● INSTRUCTION
Print the data that follows exactly.

-- start INPUT MATERIAL --

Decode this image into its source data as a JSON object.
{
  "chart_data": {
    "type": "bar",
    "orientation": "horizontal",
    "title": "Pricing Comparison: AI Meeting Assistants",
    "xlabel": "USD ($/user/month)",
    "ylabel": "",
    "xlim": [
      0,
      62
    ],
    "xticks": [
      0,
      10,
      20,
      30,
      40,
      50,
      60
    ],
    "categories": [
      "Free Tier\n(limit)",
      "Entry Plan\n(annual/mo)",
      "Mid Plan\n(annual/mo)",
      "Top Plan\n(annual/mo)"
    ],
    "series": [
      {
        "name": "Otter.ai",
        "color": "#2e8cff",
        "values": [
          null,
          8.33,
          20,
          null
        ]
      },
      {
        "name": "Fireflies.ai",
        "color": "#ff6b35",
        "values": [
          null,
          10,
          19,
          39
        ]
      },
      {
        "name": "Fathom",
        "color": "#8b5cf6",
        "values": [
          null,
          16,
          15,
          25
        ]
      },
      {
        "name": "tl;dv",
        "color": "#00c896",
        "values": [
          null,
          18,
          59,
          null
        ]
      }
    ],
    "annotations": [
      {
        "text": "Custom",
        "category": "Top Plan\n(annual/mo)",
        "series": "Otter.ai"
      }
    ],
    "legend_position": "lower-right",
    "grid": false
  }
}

-- end INPUT MATERIAL --

● RESULT OF THIS TASK
Decode this image into its source data as a JSON object.
{
  "chart_data": {
    "type": "bar",
    "orientation": "horizontal",
    "title": "Pricing Comparison: AI Meeting Assistants",
    "xlabel": "USD ($/user/month)",
    "ylabel": "",
    "xlim": [
      0,
      62
    ],
    "xticks": [
      0,
      10,
      20,
      30,
      40,
      50,
      60
    ],
    "categories": [
      "Free Tier\n(limit)",
      "Entry Plan\n(annual/mo)",
      "Mid Plan\n(annual/mo)",
      "Top Plan\n(annual/mo)"
    ],
    "series": [
      {
        "name": "Otter.ai",
        "color": "#2e8cff",
        "values": [
          null,
          8.33,
          20,
          null
        ]
      },
      {
        "name": "Fireflies.ai",
        "color": "#ff6b35",
        "values": [
          null,
          10,
          19,
          39
        ]
      },
      {
        "name": "Fathom",
        "color": "#8b5cf6",
        "values": [
          null,
          16,
          15,
          25
        ]
      },
      {
        "name": "tl;dv",
        "color": "#00c896",
        "values": [
          null,
          18,
          59,
          null
        ]
      }
    ],
    "annotations": [
      {
        "text": "Custom",
        "category": "Top Plan\n(annual/mo)",
        "series": "Otter.ai"
      }
    ],
    "legend_position": "lower-right",
    "grid": false
  }
}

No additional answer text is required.